— Prompt —
Each entry below should be reproduced character for character.

— BEGIN Dataset extract —

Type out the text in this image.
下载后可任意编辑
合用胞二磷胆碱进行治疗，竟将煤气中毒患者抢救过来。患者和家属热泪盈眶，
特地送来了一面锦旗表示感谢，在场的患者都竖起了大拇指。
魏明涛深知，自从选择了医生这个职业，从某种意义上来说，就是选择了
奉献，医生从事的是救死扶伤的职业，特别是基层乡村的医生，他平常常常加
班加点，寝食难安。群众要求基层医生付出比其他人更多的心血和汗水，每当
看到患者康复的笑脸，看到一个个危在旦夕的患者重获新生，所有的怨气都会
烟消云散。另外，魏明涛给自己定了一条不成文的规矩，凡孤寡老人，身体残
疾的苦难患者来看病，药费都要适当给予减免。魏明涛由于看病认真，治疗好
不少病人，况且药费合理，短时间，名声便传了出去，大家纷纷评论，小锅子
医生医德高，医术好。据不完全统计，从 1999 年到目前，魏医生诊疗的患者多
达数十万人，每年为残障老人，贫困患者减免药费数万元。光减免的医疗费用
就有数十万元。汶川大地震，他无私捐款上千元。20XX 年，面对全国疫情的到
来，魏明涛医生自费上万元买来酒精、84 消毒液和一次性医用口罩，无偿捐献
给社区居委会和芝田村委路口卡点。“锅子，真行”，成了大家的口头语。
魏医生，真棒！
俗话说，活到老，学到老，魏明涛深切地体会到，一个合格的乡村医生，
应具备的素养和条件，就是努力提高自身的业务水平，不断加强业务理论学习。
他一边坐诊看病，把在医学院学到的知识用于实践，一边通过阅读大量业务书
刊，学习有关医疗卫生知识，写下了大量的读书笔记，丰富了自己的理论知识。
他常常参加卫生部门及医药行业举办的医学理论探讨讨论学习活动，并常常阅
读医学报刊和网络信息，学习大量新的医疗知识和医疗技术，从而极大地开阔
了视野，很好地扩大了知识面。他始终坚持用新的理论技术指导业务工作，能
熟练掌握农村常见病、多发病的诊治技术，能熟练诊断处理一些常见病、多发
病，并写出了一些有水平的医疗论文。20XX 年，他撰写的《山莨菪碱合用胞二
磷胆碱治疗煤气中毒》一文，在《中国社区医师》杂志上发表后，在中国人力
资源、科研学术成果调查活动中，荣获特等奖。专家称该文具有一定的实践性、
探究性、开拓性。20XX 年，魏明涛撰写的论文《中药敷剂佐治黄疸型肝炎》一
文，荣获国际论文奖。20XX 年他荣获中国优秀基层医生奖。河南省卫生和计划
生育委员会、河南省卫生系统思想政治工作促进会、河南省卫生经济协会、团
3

— END Dataset extract —

— Finished task —
Type out the text in this image.
下载后可任意编辑
合用胞二磷胆碱进行治疗，竟将煤气中毒患者抢救过来。患者和家属热泪盈眶，
特地送来了一面锦旗表示感谢，在场的患者都竖起了大拇指。
魏明涛深知，自从选择了医生这个职业，从某种意义上来说，就是选择了
奉献，医生从事的是救死扶伤的职业，特别是基层乡村的医生，他平常常常加
班加点，寝食难安。群众要求基层医生付出比其他人更多的心血和汗水，每当
看到患者康复的笑脸，看到一个个危在旦夕的患者重获新生，所有的怨气都会
烟消云散。另外，魏明涛给自己定了一条不成文的规矩，凡孤寡老人，身体残
疾的苦难患者来看病，药费都要适当给予减免。魏明涛由于看病认真，治疗好
不少病人，况且药费合理，短时间，名声便传了出去，大家纷纷评论，小锅子
医生医德高，医术好。据不完全统计，从 1999 年到目前，魏医生诊疗的患者多
达数十万人，每年为残障老人，贫困患者减免药费数万元。光减免的医疗费用
就有数十万元。汶川大地震，他无私捐款上千元。20XX 年，面对全国疫情的到
来，魏明涛医生自费上万元买来酒精、84 消毒液和一次性医用口罩，无偿捐献
给社区居委会和芝田村委路口卡点。“锅子，真行”，成了大家的口头语。
魏医生，真棒！
俗话说，活到老，学到老，魏明涛深切地体会到，一个合格的乡村医生，
应具备的素养和条件，就是努力提高自身的业务水平，不断加强业务理论学习。
他一边坐诊看病，把在医学院学到的知识用于实践，一边通过阅读大量业务书
刊，学习有关医疗卫生知识，写下了大量的读书笔记，丰富了自己的理论知识。
他常常参加卫生部门及医药行业举办的医学理论探讨讨论学习活动，并常常阅
读医学报刊和网络信息，学习大量新的医疗知识和医疗技术，从而极大地开阔
了视野，很好地扩大了知识面。他始终坚持用新的理论技术指导业务工作，能
熟练掌握农村常见病、多发病的诊治技术，能熟练诊断处理一些常见病、多发
病，并写出了一些有水平的医疗论文。20XX 年，他撰写的《山莨菪碱合用胞二
磷胆碱治疗煤气中毒》一文，在《中国社区医师》杂志上发表后，在中国人力
资源、科研学术成果调查活动中，荣获特等奖。专家称该文具有一定的实践性、
探究性、开拓性。20XX 年，魏明涛撰写的论文《中药敷剂佐治黄疸型肝炎》一
文，荣获国际论文奖。20XX 年他荣获中国优秀基层医生奖。河南省卫生和计划
生育委员会、河南省卫生系统思想政治工作促进会、河南省卫生经济协会、团
3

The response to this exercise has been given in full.